• [Problem statement]
Print the complete set of entries exactly.

• [Supplied data]

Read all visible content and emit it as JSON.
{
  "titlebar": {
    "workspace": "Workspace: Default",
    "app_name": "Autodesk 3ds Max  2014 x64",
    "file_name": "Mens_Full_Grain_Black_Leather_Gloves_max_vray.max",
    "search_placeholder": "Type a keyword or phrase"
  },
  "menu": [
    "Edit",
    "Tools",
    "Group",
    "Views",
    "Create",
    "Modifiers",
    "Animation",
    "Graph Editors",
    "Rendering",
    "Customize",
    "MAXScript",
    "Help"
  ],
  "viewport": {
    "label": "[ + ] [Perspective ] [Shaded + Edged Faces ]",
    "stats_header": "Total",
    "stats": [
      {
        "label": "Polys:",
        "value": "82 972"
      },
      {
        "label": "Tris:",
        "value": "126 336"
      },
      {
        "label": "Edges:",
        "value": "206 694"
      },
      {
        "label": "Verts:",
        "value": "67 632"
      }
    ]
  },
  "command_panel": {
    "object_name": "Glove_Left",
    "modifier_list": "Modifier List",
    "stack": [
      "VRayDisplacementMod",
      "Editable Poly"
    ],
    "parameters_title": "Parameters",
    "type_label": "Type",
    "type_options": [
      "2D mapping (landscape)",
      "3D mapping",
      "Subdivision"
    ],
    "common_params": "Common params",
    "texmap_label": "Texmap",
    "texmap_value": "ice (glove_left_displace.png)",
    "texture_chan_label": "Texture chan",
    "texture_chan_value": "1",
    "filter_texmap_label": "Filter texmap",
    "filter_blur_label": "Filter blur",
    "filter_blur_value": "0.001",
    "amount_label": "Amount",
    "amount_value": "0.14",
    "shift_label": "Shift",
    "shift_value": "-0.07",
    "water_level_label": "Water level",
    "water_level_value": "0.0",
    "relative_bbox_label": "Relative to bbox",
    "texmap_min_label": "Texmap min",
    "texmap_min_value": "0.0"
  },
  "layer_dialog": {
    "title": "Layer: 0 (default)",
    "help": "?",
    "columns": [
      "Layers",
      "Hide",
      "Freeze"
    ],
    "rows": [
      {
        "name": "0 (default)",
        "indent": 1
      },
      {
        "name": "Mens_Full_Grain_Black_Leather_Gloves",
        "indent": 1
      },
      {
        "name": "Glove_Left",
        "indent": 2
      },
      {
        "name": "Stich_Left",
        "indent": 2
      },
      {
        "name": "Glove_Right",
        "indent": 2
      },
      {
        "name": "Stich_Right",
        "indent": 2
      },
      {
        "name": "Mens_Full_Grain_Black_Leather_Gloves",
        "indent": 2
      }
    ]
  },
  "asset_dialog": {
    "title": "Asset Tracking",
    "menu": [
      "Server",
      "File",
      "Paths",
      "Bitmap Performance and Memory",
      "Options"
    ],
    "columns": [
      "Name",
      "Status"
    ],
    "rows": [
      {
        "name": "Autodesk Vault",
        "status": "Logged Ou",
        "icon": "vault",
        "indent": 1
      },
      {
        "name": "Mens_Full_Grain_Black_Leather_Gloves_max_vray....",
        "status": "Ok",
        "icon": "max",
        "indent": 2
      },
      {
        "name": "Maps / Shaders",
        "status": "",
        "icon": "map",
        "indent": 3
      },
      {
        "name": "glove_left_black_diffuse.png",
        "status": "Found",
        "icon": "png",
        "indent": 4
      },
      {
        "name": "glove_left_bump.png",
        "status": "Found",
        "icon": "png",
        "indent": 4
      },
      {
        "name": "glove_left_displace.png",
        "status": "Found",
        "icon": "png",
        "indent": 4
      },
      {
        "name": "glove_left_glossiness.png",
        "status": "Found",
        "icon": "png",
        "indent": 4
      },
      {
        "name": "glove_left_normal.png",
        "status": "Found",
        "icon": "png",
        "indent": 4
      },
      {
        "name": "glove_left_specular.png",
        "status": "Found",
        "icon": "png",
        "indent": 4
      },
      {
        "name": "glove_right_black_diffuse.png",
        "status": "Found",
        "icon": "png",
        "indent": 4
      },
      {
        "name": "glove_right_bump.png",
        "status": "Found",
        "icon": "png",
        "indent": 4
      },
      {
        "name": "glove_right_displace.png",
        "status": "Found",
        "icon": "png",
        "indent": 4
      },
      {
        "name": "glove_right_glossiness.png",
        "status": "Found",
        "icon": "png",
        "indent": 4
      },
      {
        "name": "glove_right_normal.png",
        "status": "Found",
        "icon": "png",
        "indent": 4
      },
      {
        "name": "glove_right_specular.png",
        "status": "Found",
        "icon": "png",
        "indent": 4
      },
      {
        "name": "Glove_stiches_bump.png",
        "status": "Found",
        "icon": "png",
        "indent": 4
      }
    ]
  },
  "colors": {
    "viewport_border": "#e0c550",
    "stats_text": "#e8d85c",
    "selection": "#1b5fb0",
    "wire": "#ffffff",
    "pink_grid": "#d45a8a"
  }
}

• [Reply]
Read all visible content and emit it as JSON.
{
  "titlebar": {
    "workspace": "Workspace: Default",
    "app_name": "Autodesk 3ds Max  2014 x64",
    "file_name": "Mens_Full_Grain_Black_Leather_Gloves_max_vray.max",
    "search_placeholder": "Type a keyword or phrase"
  },
  "menu": [
    "Edit",
    "Tools",
    "Group",
    "Views",
    "Create",
    "Modifiers",
    "Animation",
    "Graph Editors",
    "Rendering",
    "Customize",
    "MAXScript",
    "Help"
  ],
  "viewport": {
    "label": "[ + ] [Perspective ] [Shaded + Edged Faces ]",
    "stats_header": "Total",
    "stats": [
      {
        "label": "Polys:",
        "value": "82 972"
      },
      {
        "label": "Tris:",
        "value": "126 336"
      },
      {
        "label": "Edges:",
        "value": "206 694"
      },
      {
        "label": "Verts:",
        "value": "67 632"
      }
    ]
  },
  "command_panel": {
    "object_name": "Glove_Left",
    "modifier_list": "Modifier List",
    "stack": [
      "VRayDisplacementMod",
      "Editable Poly"
    ],
    "parameters_title": "Parameters",
    "type_label": "Type",
    "type_options": [
      "2D mapping (landscape)",
      "3D mapping",
      "Subdivision"
    ],
    "common_params": "Common params",
    "texmap_label": "Texmap",
    "texmap_value": "ice (glove_left_displace.png)",
    "texture_chan_label": "Texture chan",
    "texture_chan_value": "1",
    "filter_texmap_label": "Filter texmap",
    "filter_blur_label": "Filter blur",
    "filter_blur_value": "0.001",
    "amount_label": "Amount",
    "amount_value": "0.14",
    "shift_label": "Shift",
    "shift_value": "-0.07",
    "water_level_label": "Water level",
    "water_level_value": "0.0",
    "relative_bbox_label": "Relative to bbox",
    "texmap_min_label": "Texmap min",
    "texmap_min_value": "0.0"
  },
  "layer_dialog": {
    "title": "Layer: 0 (default)",
    "help": "?",
    "columns": [
      "Layers",
      "Hide",
      "Freeze"
    ],
    "rows": [
      {
        "name": "0 (default)",
        "indent": 1
      },
      {
        "name": "Mens_Full_Grain_Black_Leather_Gloves",
        "indent": 1
      },
      {
        "name": "Glove_Left",
        "indent": 2
      },
      {
        "name": "Stich_Left",
        "indent": 2
      },
      {
        "name": "Glove_Right",
        "indent": 2
      },
      {
        "name": "Stich_Right",
        "indent": 2
      },
      {
        "name": "Mens_Full_Grain_Black_Leather_Gloves",
        "indent": 2
      }
    ]
  },
  "asset_dialog": {
    "title": "Asset Tracking",
    "menu": [
      "Server",
      "File",
      "Paths",
      "Bitmap Performance and Memory",
      "Options"
    ],
    "columns": [
      "Name",
      "Status"
    ],
    "rows": [
      {
        "name": "Autodesk Vault",
        "status": "Logged Ou",
        "icon": "vault",
        "indent": 1
      },
      {
        "name": "Mens_Full_Grain_Black_Leather_Gloves_max_vray....",
        "status": "Ok",
        "icon": "max",
        "indent": 2
      },
      {
        "name": "Maps / Shaders",
        "status": "",
        "icon": "map",
        "indent": 3
      },
      {
        "name": "glove_left_black_diffuse.png",
        "status": "Found",
        "icon": "png",
        "indent": 4
      },
      {
        "name": "glove_left_bump.png",
        "status": "Found",
        "icon": "png",
        "indent": 4
      },
      {
        "name": "glove_left_displace.png",
        "status": "Found",
        "icon": "png",
        "indent": 4
      },
      {
        "name": "glove_left_glossiness.png",
        "status": "Found",
        "icon": "png",
        "indent": 4
      },
      {
        "name": "glove_left_normal.png",
        "status": "Found",
        "icon": "png",
        "indent": 4
      },
      {
        "name": "glove_left_specular.png",
        "status": "Found",
        "icon": "png",
        "indent": 4
      },
      {
        "name": "glove_right_black_diffuse.png",
        "status": "Found",
        "icon": "png",
        "indent": 4
      },
      {
        "name": "glove_right_bump.png",
        "status": "Found",
        "icon": "png",
        "indent": 4
      },
      {
        "name": "glove_right_displace.png",
        "status": "Found",
        "icon": "png",
        "indent": 4
      },
      {
        "name": "glove_right_glossiness.png",
        "status": "Found",
        "icon": "png",
        "indent": 4
      },
      {
        "name": "glove_right_normal.png",
        "status": "Found",
        "icon": "png",
        "indent": 4
      },
      {
        "name": "glove_right_specular.png",
        "status": "Found",
        "icon": "png",
        "indent": 4
      },
      {
        "name": "Glove_stiches_bump.png",
        "status": "Found",
        "icon": "png",
        "indent": 4
      }
    ]
  },
  "colors": {
    "viewport_border": "#e0c550",
    "stats_text": "#e8d85c",
    "selection": "#1b5fb0",
    "wire": "#ffffff",
    "pink_grid": "#d45a8a"
  }
}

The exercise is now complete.